● What to work on
The records that follow should be retyped word for word.

.....

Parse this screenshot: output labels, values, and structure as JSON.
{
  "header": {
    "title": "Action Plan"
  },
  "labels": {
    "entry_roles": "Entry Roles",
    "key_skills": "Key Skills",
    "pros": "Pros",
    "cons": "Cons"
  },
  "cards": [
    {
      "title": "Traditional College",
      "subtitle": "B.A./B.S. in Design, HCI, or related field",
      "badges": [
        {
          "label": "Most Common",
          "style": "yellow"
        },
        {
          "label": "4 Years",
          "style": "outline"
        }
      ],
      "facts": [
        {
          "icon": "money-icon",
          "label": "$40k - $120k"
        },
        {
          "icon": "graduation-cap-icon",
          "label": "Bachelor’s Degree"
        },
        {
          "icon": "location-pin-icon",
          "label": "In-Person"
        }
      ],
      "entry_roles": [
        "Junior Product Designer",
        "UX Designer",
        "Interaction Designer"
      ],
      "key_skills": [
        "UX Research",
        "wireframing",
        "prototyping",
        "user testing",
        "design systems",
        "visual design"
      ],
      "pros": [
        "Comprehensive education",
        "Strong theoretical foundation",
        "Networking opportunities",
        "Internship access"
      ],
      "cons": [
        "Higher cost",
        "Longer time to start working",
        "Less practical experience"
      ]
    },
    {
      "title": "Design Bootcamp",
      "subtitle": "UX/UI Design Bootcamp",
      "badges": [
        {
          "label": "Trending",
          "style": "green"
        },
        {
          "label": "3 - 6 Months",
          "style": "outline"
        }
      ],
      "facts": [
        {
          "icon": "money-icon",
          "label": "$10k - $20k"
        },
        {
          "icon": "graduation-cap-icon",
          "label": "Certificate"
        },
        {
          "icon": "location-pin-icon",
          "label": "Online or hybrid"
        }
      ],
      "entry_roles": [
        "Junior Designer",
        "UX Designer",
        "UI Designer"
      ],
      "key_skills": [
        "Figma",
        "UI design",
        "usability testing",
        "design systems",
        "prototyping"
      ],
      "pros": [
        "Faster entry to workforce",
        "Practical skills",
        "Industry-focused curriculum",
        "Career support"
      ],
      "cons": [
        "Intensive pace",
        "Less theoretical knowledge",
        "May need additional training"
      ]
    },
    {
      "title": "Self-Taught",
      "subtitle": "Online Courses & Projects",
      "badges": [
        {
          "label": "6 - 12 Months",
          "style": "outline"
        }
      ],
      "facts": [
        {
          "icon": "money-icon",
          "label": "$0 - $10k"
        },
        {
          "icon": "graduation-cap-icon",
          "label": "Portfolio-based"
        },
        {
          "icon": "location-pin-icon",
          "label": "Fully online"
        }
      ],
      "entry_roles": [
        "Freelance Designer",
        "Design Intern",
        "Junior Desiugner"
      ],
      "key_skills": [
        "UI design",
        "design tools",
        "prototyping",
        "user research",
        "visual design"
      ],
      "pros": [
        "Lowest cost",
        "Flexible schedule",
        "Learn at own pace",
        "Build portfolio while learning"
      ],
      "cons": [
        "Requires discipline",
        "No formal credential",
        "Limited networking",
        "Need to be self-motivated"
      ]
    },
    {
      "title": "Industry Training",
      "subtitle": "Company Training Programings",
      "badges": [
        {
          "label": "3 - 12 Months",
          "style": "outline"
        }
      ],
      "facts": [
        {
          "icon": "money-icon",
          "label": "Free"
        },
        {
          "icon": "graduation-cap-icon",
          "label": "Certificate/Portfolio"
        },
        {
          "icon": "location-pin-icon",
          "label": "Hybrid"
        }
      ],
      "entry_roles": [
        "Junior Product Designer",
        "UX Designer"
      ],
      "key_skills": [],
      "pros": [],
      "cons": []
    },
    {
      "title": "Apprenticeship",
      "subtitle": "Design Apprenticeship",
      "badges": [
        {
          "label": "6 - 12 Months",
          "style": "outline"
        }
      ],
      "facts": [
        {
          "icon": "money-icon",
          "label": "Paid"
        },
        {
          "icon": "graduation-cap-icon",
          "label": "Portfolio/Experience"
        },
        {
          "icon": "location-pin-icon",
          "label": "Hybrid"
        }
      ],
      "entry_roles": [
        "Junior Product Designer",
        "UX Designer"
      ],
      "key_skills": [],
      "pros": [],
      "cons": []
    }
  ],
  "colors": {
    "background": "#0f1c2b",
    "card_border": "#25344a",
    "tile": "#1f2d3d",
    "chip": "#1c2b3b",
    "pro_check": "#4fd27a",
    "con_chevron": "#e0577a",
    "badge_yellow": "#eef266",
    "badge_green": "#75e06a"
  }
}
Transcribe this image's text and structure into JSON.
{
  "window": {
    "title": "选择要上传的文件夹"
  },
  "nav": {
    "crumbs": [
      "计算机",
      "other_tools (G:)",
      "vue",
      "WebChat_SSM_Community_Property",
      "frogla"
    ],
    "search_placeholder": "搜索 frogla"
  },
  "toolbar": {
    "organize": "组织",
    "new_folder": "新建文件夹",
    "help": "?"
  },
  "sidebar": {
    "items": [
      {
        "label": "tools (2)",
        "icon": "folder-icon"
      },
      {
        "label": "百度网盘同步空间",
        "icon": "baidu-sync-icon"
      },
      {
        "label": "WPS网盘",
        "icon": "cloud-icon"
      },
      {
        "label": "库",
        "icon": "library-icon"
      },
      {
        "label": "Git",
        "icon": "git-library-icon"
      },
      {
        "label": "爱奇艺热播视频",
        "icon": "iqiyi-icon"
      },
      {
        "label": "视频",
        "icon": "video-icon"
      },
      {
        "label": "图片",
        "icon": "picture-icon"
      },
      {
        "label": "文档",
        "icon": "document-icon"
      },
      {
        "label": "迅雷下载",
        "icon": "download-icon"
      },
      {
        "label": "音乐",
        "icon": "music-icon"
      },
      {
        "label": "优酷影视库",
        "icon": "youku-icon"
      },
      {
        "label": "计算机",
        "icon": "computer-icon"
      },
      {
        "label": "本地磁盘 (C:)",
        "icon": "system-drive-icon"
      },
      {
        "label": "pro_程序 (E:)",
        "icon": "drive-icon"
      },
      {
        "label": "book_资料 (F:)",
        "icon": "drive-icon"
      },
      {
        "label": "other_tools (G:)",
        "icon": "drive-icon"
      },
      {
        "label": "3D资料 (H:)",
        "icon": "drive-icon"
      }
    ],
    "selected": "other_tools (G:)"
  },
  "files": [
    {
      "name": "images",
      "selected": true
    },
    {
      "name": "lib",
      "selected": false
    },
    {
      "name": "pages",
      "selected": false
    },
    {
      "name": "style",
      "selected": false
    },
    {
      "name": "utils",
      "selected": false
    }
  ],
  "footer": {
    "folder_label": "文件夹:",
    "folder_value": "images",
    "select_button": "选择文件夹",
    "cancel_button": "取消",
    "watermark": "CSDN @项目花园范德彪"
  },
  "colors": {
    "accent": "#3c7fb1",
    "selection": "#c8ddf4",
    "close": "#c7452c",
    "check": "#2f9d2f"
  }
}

.....

● Finished task
Parse this screenshot: output labels, values, and structure as JSON.
{
  "header": {
    "title": "Action Plan"
  },
  "labels": {
    "entry_roles": "Entry Roles",
    "key_skills": "Key Skills",
    "pros": "Pros",
    "cons": "Cons"
  },
  "cards": [
    {
      "title": "Traditional College",
      "subtitle": "B.A./B.S. in Design, HCI, or related field",
      "badges": [
        {
          "label": "Most Common",
          "style": "yellow"
        },
        {
          "label": "4 Years",
          "style": "outline"
        }
      ],
      "facts": [
        {
          "icon": "money-icon",
          "label": "$40k - $120k"
        },
        {
          "icon": "graduation-cap-icon",
          "label": "Bachelor’s Degree"
        },
        {
          "icon": "location-pin-icon",
          "label": "In-Person"
        }
      ],
      "entry_roles": [
        "Junior Product Designer",
        "UX Designer",
        "Interaction Designer"
      ],
      "key_skills": [
        "UX Research",
        "wireframing",
        "prototyping",
        "user testing",
        "design systems",
        "visual design"
      ],
      "pros": [
        "Comprehensive education",
        "Strong theoretical foundation",
        "Networking opportunities",
        "Internship access"
      ],
      "cons": [
        "Higher cost",
        "Longer time to start working",
        "Less practical experience"
      ]
    },
    {
      "title": "Design Bootcamp",
      "subtitle": "UX/UI Design Bootcamp",
      "badges": [
        {
          "label": "Trending",
          "style": "green"
        },
        {
          "label": "3 - 6 Months",
          "style": "outline"
        }
      ],
      "facts": [
        {
          "icon": "money-icon",
          "label": "$10k - $20k"
        },
        {
          "icon": "graduation-cap-icon",
          "label": "Certificate"
        },
        {
          "icon": "location-pin-icon",
          "label": "Online or hybrid"
        }
      ],
      "entry_roles": [
        "Junior Designer",
        "UX Designer",
        "UI Designer"
      ],
      "key_skills": [
        "Figma",
        "UI design",
        "usability testing",
        "design systems",
        "prototyping"
      ],
      "pros": [
        "Faster entry to workforce",
        "Practical skills",
        "Industry-focused curriculum",
        "Career support"
      ],
      "cons": [
        "Intensive pace",
        "Less theoretical knowledge",
        "May need additional training"
      ]
    },
    {
      "title": "Self-Taught",
      "subtitle": "Online Courses & Projects",
      "badges": [
        {
          "label": "6 - 12 Months",
          "style": "outline"
        }
      ],
      "facts": [
        {
          "icon": "money-icon",
          "label": "$0 - $10k"
        },
        {
          "icon": "graduation-cap-icon",
          "label": "Portfolio-based"
        },
        {
          "icon": "location-pin-icon",
          "label": "Fully online"
        }
      ],
      "entry_roles": [
        "Freelance Designer",
        "Design Intern",
        "Junior Desiugner"
      ],
      "key_skills": [
        "UI design",
        "design tools",
        "prototyping",
        "user research",
        "visual design"
      ],
      "pros": [
        "Lowest cost",
        "Flexible schedule",
        "Learn at own pace",
        "Build portfolio while learning"
      ],
      "cons": [
        "Requires discipline",
        "No formal credential",
        "Limited networking",
        "Need to be self-motivated"
      ]
    },
    {
      "title": "Industry Training",
      "subtitle": "Company Training Programings",
      "badges": [
        {
          "label": "3 - 12 Months",
          "style": "outline"
        }
      ],
      "facts": [
        {
          "icon": "money-icon",
          "label": "Free"
        },
        {
          "icon": "graduation-cap-icon",
          "label": "Certificate/Portfolio"
        },
        {
          "icon": "location-pin-icon",
          "label": "Hybrid"
        }
      ],
      "entry_roles": [
        "Junior Product Designer",
        "UX Designer"
      ],
      "key_skills": [],
      "pros": [],
      "cons": []
    },
    {
      "title": "Apprenticeship",
      "subtitle": "Design Apprenticeship",
      "badges": [
        {
          "label": "6 - 12 Months",
          "style": "outline"
        }
      ],
      "facts": [
        {
          "icon": "money-icon",
          "label": "Paid"
        },
        {
          "icon": "graduation-cap-icon",
          "label": "Portfolio/Experience"
        },
        {
          "icon": "location-pin-icon",
          "label": "Hybrid"
        }
      ],
      "entry_roles": [
        "Junior Product Designer",
        "UX Designer"
      ],
      "key_skills": [],
      "pros": [],
      "cons": []
    }
  ],
  "colors": {
    "background": "#0f1c2b",
    "card_border": "#25344a",
    "tile": "#1f2d3d",
    "chip": "#1c2b3b",
    "pro_check": "#4fd27a",
    "con_chevron": "#e0577a",
    "badge_yellow": "#eef266",
    "badge_green": "#75e06a"
  }
}
Transcribe this image's text and structure into JSON.
{
  "window": {
    "title": "选择要上传的文件夹"
  },
  "nav": {
    "crumbs": [
      "计算机",
      "other_tools (G:)",
      "vue",
      "WebChat_SSM_Community_Property",
      "frogla"
    ],
    "search_placeholder": "搜索 frogla"
  },
  "toolbar": {
    "organize": "组织",
    "new_folder": "新建文件夹",
    "help": "?"
  },
  "sidebar": {
    "items": [
      {
        "label": "tools (2)",
        "icon": "folder-icon"
      },
      {
        "label": "百度网盘同步空间",
        "icon": "baidu-sync-icon"
      },
      {
        "label": "WPS网盘",
        "icon": "cloud-icon"
      },
      {
        "label": "库",
        "icon": "library-icon"
      },
      {
        "label": "Git",
        "icon": "git-library-icon"
      },
      {
        "label": "爱奇艺热播视频",
        "icon": "iqiyi-icon"
      },
      {
        "label": "视频",
        "icon": "video-icon"
      },
      {
        "label": "图片",
        "icon": "picture-icon"
      },
      {
        "label": "文档",
        "icon": "document-icon"
      },
      {
        "label": "迅雷下载",
        "icon": "download-icon"
      },
      {
        "label": "音乐",
        "icon": "music-icon"
      },
      {
        "label": "优酷影视库",
        "icon": "youku-icon"
      },
      {
        "label": "计算机",
        "icon": "computer-icon"
      },
      {
        "label": "本地磁盘 (C:)",
        "icon": "system-drive-icon"
      },
      {
        "label": "pro_程序 (E:)",
        "icon": "drive-icon"
      },
      {
        "label": "book_资料 (F:)",
        "icon": "drive-icon"
      },
      {
        "label": "other_tools (G:)",
        "icon": "drive-icon"
      },
      {
        "label": "3D资料 (H:)",
        "icon": "drive-icon"
      }
    ],
    "selected": "other_tools (G:)"
  },
  "files": [
    {
      "name": "images",
      "selected": true
    },
    {
      "name": "lib",
      "selected": false
    },
    {
      "name": "pages",
      "selected": false
    },
    {
      "name": "style",
      "selected": false
    },
    {
      "name": "utils",
      "selected": false
    }
  ],
  "footer": {
    "folder_label": "文件夹:",
    "folder_value": "images",
    "select_button": "选择文件夹",
    "cancel_button": "取消",
    "watermark": "CSDN @项目花园范德彪"
  },
  "colors": {
    "accent": "#3c7fb1",
    "selection": "#c8ddf4",
    "close": "#c7452c",
    "check": "#2f9d2f"
  }
}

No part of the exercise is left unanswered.